[Information shown]
_ _ _ _
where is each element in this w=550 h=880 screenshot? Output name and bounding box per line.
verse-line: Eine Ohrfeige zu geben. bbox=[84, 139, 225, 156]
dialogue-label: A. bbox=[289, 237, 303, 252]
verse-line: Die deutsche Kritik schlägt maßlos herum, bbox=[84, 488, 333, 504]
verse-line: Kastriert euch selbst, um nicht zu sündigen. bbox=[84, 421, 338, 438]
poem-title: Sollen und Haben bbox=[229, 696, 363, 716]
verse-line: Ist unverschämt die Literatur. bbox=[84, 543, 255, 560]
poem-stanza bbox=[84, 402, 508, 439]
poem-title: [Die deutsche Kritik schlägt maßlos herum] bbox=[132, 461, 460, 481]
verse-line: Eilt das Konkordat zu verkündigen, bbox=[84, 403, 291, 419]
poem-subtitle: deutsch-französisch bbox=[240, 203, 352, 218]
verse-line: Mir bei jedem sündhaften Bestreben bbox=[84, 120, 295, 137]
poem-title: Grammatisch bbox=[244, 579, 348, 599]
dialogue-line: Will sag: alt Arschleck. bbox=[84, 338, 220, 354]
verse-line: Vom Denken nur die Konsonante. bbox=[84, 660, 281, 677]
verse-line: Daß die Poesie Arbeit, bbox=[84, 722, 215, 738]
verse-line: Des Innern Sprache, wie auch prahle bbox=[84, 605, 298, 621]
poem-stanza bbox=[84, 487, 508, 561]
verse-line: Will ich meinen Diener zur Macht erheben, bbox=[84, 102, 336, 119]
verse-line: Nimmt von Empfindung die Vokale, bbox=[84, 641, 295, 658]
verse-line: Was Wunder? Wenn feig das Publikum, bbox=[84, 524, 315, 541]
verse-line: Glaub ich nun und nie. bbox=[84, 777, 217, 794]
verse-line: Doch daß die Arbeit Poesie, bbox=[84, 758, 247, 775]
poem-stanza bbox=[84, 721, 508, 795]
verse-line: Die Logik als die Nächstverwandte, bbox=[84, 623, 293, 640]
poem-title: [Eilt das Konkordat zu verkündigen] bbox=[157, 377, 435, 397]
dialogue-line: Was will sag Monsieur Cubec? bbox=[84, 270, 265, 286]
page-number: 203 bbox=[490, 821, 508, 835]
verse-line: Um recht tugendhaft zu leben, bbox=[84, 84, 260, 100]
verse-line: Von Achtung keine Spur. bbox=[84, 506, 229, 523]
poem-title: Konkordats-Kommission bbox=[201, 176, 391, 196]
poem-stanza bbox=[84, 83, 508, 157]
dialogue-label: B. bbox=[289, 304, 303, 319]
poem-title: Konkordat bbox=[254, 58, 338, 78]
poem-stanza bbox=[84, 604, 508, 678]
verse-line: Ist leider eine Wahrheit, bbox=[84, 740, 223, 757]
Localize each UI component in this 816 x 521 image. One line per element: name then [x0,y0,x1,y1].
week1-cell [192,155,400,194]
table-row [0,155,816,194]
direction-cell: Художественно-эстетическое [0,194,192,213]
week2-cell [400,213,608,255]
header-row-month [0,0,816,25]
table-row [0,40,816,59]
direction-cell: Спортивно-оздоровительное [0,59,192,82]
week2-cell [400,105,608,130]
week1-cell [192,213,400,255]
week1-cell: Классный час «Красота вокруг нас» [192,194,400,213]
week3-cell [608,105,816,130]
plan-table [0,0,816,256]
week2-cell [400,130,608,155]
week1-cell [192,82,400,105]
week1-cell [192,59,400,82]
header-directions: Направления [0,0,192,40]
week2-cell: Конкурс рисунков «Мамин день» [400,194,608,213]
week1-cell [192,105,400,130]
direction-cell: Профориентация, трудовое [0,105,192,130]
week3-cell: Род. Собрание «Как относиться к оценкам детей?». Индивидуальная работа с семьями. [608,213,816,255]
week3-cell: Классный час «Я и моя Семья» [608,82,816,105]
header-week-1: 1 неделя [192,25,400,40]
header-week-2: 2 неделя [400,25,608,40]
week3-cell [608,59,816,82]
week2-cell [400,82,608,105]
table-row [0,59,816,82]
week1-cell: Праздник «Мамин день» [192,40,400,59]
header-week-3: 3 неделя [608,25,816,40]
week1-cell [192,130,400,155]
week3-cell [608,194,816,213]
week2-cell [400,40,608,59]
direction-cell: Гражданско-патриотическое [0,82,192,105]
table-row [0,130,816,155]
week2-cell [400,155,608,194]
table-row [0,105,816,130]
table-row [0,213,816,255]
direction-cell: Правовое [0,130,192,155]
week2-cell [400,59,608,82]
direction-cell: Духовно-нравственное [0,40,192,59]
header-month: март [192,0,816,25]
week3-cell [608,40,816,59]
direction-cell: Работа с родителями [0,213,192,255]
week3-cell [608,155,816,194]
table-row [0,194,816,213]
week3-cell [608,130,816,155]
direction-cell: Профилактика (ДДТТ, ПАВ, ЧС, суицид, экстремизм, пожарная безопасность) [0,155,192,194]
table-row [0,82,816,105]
_ _ _ _
[Stated exercise] Reproduce the items above word for word, from the start of the items through the line containing "verse-line: Will ich".

[Result for this task]
where is each element in this w=550 h=880 screenshot? Output name and bounding box per line.
verse-line: Eine Ohrfeige zu geben. bbox=[84, 139, 225, 156]
dialogue-label: A. bbox=[289, 237, 303, 252]
verse-line: Die deutsche Kritik schlägt maßlos herum, bbox=[84, 488, 333, 504]
verse-line: Kastriert euch selbst, um nicht zu sündigen. bbox=[84, 421, 338, 438]
poem-title: Sollen und Haben bbox=[229, 696, 363, 716]
verse-line: Ist unverschämt die Literatur. bbox=[84, 543, 255, 560]
poem-stanza bbox=[84, 402, 508, 439]
poem-title: [Die deutsche Kritik schlägt maßlos herum] bbox=[132, 461, 460, 481]
verse-line: Eilt das Konkordat zu verkündigen, bbox=[84, 403, 291, 419]
poem-subtitle: deutsch-französisch bbox=[240, 203, 352, 218]
verse-line: Mir bei jedem sündhaften Bestreben bbox=[84, 120, 295, 137]
poem-title: Grammatisch bbox=[244, 579, 348, 599]
dialogue-line: Will sag: alt Arschleck. bbox=[84, 338, 220, 354]
verse-line: Vom Denken nur die Konsonante. bbox=[84, 660, 281, 677]
verse-line: Daß die Poesie Arbeit, bbox=[84, 722, 215, 738]
verse-line: Des Innern Sprache, wie auch prahle bbox=[84, 605, 298, 621]
poem-stanza bbox=[84, 487, 508, 561]
verse-line: Will ich meinen Diener zur Macht erheben, bbox=[84, 102, 336, 119]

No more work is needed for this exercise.